■ Task objective: Return nothing but the lines from the line containing "What does this" through the last line of the records, reproduced exactly.

Records excerpted from a collection
[Begin]
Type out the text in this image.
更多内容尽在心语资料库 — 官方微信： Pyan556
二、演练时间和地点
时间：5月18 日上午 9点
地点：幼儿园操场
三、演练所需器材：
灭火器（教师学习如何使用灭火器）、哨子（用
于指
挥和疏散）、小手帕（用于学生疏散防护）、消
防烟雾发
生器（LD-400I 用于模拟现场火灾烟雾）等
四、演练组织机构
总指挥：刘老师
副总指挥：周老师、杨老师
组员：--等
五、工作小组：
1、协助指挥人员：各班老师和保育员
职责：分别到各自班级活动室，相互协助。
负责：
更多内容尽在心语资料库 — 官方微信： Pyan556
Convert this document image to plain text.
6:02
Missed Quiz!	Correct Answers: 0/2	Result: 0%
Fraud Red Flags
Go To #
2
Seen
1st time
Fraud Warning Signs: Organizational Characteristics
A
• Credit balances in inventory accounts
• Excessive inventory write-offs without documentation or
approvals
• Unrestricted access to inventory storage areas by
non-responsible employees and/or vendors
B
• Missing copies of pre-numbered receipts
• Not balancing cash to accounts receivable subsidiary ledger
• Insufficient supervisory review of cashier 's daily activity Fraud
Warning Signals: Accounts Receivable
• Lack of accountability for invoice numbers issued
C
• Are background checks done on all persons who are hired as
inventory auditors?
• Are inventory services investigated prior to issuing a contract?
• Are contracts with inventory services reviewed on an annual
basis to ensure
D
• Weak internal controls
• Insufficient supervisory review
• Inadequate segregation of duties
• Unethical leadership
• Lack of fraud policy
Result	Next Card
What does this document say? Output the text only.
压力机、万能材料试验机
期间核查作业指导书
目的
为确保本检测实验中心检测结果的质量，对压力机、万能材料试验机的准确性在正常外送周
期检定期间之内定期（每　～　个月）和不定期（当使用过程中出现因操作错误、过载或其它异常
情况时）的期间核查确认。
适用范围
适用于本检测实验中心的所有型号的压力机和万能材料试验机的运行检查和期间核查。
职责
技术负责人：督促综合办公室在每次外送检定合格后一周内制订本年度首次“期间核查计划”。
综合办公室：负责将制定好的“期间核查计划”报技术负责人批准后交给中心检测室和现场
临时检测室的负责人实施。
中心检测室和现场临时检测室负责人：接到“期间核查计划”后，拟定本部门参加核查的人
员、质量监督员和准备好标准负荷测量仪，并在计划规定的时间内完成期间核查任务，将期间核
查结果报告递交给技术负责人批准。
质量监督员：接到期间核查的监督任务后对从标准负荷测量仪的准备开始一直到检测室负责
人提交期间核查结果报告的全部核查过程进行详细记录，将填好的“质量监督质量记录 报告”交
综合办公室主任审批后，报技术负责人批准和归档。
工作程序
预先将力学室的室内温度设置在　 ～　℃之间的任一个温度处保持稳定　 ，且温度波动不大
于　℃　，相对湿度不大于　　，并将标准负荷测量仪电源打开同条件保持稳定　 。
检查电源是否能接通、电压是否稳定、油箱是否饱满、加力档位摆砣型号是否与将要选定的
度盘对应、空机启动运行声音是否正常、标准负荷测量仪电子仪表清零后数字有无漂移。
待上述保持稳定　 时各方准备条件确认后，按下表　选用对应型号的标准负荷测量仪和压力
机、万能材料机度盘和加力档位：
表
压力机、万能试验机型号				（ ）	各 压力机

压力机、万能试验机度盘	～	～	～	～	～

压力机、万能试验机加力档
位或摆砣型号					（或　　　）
[End]
■ Output:
What does this document say? Output the text only.
压力机、万能材料试验机
期间核查作业指导书
目的
为确保本检测实验中心检测结果的质量，对压力机、万能材料试验机的准确性在正常外送周
期检定期间之内定期（每　～　个月）和不定期（当使用过程中出现因操作错误、过载或其它异常
情况时）的期间核查确认。
适用范围
适用于本检测实验中心的所有型号的压力机和万能材料试验机的运行检查和期间核查。
职责
技术负责人：督促综合办公室在每次外送检定合格后一周内制订本年度首次“期间核查计划”。
综合办公室：负责将制定好的“期间核查计划”报技术负责人批准后交给中心检测室和现场
临时检测室的负责人实施。
中心检测室和现场临时检测室负责人：接到“期间核查计划”后，拟定本部门参加核查的人
员、质量监督员和准备好标准负荷测量仪，并在计划规定的时间内完成期间核查任务，将期间核
查结果报告递交给技术负责人批准。
质量监督员：接到期间核查的监督任务后对从标准负荷测量仪的准备开始一直到检测室负责
人提交期间核查结果报告的全部核查过程进行详细记录，将填好的“质量监督质量记录 报告”交
综合办公室主任审批后，报技术负责人批准和归档。
工作程序
预先将力学室的室内温度设置在　 ～　℃之间的任一个温度处保持稳定　 ，且温度波动不大
于　℃　，相对湿度不大于　　，并将标准负荷测量仪电源打开同条件保持稳定　 。
检查电源是否能接通、电压是否稳定、油箱是否饱满、加力档位摆砣型号是否与将要选定的
度盘对应、空机启动运行声音是否正常、标准负荷测量仪电子仪表清零后数字有无漂移。
待上述保持稳定　 时各方准备条件确认后，按下表　选用对应型号的标准负荷测量仪和压力
机、万能材料机度盘和加力档位：
表
压力机、万能试验机型号				（ ）	各 压力机

压力机、万能试验机度盘	～	～	～	～	～

压力机、万能试验机加力档
位或摆砣型号					（或　　　）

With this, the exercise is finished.